As seen above, **residual sum of squares (RSS)** is one summary statistics to measure goodness of fir for linear regression models. However, RSS is not the only and most optimal metric that one should study.

### § Mean Absolute Error

The mean absolute error (MAE) is the simplest regression error metric to understand. In this metric we will calculate the residual for every data point, taking only the absolute value of each so that negative and positive residuals do not cancel out. We then take the average of all these residuals. Effectively, MAE describes the typical magnitude of the residuals.If you are unfamiliar with `mean`

, please have look at my previous post on descriptive statistics.

$MAE = \frac{1}{N} \sum_{i=1}^N \big | y_i - \hat{y}_i \big |$

The MAE is also the most intuitive of the metrics since we’re just looking at the absolute difference between the data and the model’s predictions. Because we use the absolute value of the residual, the MAE does not indicate whether or not the model under or overshoots actual data. Each residual contributes proportionally to the total amount of error, meaning that larger errors will contribute linearly to the overall error. A small MAE suggests the model is great at prediction, while a large MAE suggests that your model may have trouble in certain areas.

### § Mean Square Error

Mean square error is the average residual sum of squares:

$MSE = \frac{1}{N} \sum_{i=1}^N \big ( y_i - \hat{y}_i \big)^2$

The effect of the square term in the MSE equation is most apparent with the presence of outliers in our data. While each residual in MAE contributes **proportionally** to the total error, the error grows **quadratically** in MSE. This ultimately means that outliers in our data will contribute to much higher total error in the MSE than they would for the MAE. Similarly, our model will be penalized more for making predictions that differ greatly from the corresponding actual value. This is to say that large differences between actual and predicted are punished more in MSE than in MAE.

**The Problem of Outliers**

Outliers in the data are a constant source of discussion for the data scientists that try to create models. Do we include the outliers in our model creation or do we ignore them? The answer to this question is dependent on the field of study, the data set on hand and the consequences of having errors in the first place. As we saw above, MAE is used to downplay the role of outliers, while MSE is used to ensure the significance of outliers.

Ultimately, the choice between is MSE and MAE is application-specific and depends on how you want to treat large errors. Both are still viable error metrics, but will describe different nuances about the prediction errors of your model.

### § Root Mean Squared Error (RMSE)

As the name suggests, it is the square root of the MSE. Because the MSE is squared, its units do not match that of the original output. It is often used to convert the error metric back into similar units, making interpretation easier. Since the MSE and RMSE both square the residual, they are similarly affected by outliers. The RMSE is analogous to the standard deviation (MSE to variance) and is a measure of how large your residuals are spread out.

Both MAE and MSE can range from 0 to $+ \infty$, so as both of these measures get higher, it becomes harder to interpret how well your model is performing. Another way we can summarize our collection of residuals is by using percentages so that each prediction is scaled against the value it’s supposed to estimate.

### § Mean absolute percentage error (MAPE)

════

WHAT THE TASK REQUIRES »
Could you quote the part of the regression error metrics article that opens with the words containing "As seen above, **residual" and closes with "one should study."? The listing has no connection to the regression error metrics article.

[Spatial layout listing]
════

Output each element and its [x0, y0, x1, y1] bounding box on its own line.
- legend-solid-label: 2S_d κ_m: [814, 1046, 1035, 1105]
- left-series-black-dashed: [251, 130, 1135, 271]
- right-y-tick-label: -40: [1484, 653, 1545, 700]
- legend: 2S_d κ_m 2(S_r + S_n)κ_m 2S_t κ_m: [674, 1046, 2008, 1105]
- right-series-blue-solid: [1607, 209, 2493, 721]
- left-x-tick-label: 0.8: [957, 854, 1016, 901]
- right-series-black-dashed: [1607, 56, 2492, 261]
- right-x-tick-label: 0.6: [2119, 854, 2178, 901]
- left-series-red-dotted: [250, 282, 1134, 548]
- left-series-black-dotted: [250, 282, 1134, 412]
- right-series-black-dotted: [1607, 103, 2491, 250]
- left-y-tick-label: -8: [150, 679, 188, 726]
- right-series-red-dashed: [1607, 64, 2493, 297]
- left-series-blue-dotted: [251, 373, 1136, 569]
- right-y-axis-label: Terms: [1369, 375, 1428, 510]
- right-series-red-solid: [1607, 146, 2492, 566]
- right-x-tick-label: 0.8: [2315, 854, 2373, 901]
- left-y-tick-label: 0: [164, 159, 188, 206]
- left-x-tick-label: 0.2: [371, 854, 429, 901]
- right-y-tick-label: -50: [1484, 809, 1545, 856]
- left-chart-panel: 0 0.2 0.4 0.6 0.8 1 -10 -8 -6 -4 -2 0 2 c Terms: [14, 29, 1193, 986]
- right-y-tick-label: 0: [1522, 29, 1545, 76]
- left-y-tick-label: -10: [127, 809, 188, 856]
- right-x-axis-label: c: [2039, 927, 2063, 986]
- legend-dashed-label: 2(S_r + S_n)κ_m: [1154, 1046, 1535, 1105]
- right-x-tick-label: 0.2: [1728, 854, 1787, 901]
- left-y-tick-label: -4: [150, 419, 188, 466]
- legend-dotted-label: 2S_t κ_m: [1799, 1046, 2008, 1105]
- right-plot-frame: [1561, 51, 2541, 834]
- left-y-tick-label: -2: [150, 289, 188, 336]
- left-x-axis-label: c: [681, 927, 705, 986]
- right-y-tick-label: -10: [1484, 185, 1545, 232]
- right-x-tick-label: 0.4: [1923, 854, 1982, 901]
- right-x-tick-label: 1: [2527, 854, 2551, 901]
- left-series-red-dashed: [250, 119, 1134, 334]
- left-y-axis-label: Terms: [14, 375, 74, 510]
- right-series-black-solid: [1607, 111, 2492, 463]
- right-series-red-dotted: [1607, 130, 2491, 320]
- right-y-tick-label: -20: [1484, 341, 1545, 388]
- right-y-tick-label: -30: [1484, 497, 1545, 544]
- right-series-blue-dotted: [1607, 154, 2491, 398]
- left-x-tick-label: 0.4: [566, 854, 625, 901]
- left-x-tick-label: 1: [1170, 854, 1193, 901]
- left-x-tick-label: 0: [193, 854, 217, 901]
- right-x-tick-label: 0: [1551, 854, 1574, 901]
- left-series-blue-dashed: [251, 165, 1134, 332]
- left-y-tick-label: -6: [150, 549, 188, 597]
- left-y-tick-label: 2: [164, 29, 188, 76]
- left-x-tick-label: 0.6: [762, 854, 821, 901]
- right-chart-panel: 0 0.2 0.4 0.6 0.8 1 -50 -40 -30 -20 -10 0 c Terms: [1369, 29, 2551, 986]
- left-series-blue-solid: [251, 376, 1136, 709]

════

ANSWER TO THE EXERCISE »
As seen above, **residual sum of squares (RSS)** is one summary statistics to measure goodness of fir for linear regression models. However, RSS is not the only and most optimal metric that one should study.